WHAT IS REQUIRED
Select all lines holding the word "abordagens" from the entries that follow.

....

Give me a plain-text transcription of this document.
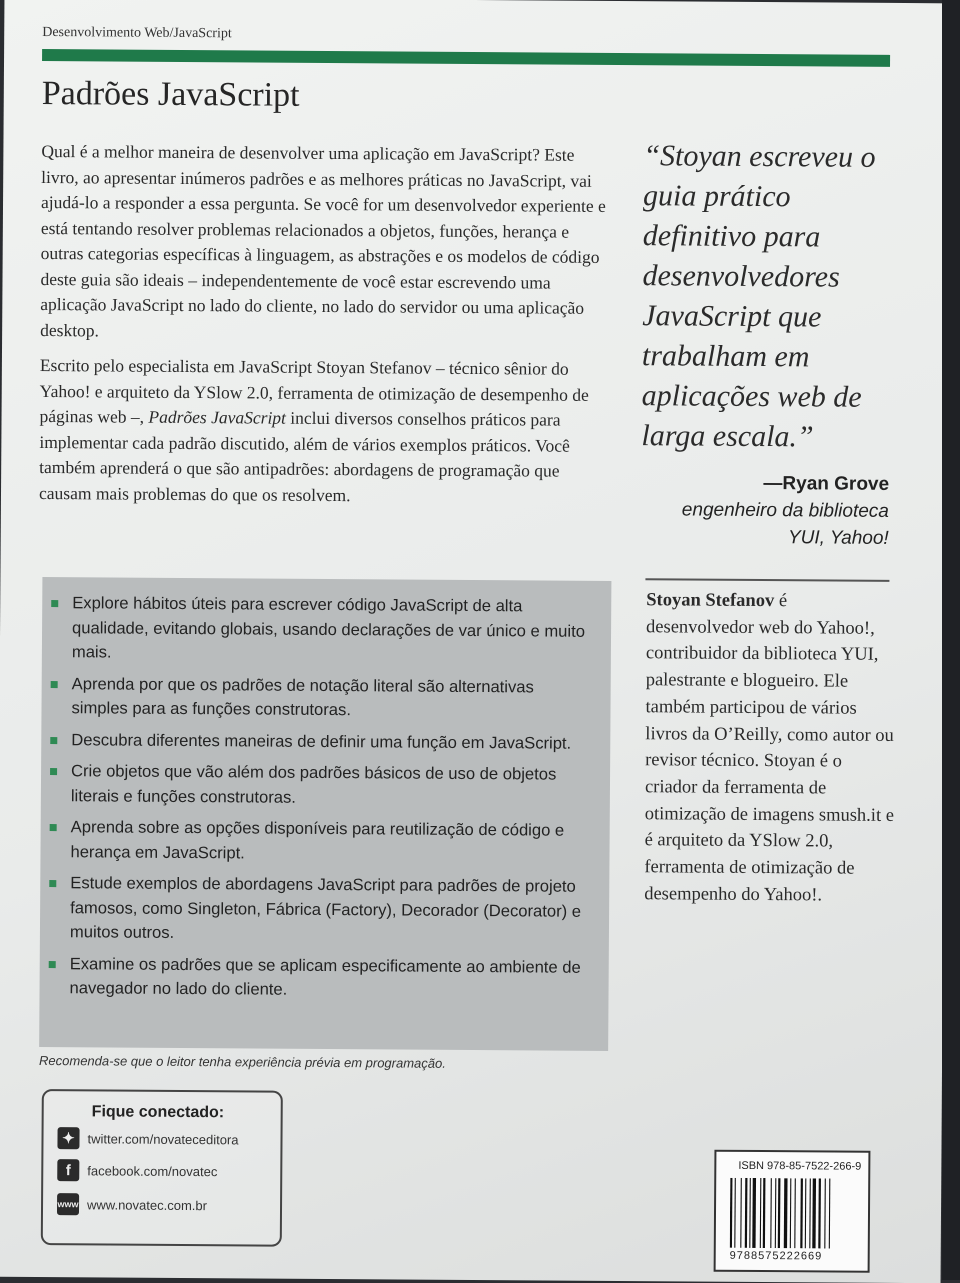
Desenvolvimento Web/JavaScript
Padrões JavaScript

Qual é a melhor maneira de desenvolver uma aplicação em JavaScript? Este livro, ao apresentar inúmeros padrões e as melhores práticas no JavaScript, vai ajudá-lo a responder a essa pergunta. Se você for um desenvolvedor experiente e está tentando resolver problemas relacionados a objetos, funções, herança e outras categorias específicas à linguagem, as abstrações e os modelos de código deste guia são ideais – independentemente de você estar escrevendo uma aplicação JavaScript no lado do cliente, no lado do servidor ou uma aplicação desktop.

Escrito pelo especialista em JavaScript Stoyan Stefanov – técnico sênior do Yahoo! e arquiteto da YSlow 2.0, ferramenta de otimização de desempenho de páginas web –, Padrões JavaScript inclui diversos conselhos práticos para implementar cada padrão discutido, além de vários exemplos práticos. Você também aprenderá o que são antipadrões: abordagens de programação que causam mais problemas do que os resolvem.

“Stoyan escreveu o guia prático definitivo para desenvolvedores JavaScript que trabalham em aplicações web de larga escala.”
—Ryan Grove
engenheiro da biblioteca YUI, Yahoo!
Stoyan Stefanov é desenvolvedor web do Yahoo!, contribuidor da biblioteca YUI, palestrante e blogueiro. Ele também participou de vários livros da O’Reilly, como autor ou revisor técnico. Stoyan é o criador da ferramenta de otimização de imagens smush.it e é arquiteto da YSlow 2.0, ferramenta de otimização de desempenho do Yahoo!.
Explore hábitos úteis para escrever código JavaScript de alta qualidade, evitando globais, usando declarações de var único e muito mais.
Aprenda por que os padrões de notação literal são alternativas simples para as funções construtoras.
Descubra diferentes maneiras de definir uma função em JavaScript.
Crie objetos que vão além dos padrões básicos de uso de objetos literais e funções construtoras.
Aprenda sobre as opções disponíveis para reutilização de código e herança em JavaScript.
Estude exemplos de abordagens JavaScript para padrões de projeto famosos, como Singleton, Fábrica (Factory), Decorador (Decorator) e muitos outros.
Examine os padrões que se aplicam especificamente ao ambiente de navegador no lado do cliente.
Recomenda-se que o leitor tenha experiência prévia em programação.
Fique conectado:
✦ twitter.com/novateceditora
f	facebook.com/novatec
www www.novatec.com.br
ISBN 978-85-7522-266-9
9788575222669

....

SOLUTION TO THE EXERCISE
Escrito pelo especialista em JavaScript Stoyan Stefanov – técnico sênior do Yahoo! e arquiteto da YSlow 2.0, ferramenta de otimização de desempenho de páginas web –, Padrões JavaScript inclui diversos conselhos práticos para implementar cada padrão discutido, além de vários exemplos práticos. Você também aprenderá o que são antipadrões: abordagens de programação que causam mais problemas do que os resolvem.
Estude exemplos de abordagens JavaScript para padrões de projeto famosos, como Singleton, Fábrica (Factory), Decorador (Decorator) e muitos outros.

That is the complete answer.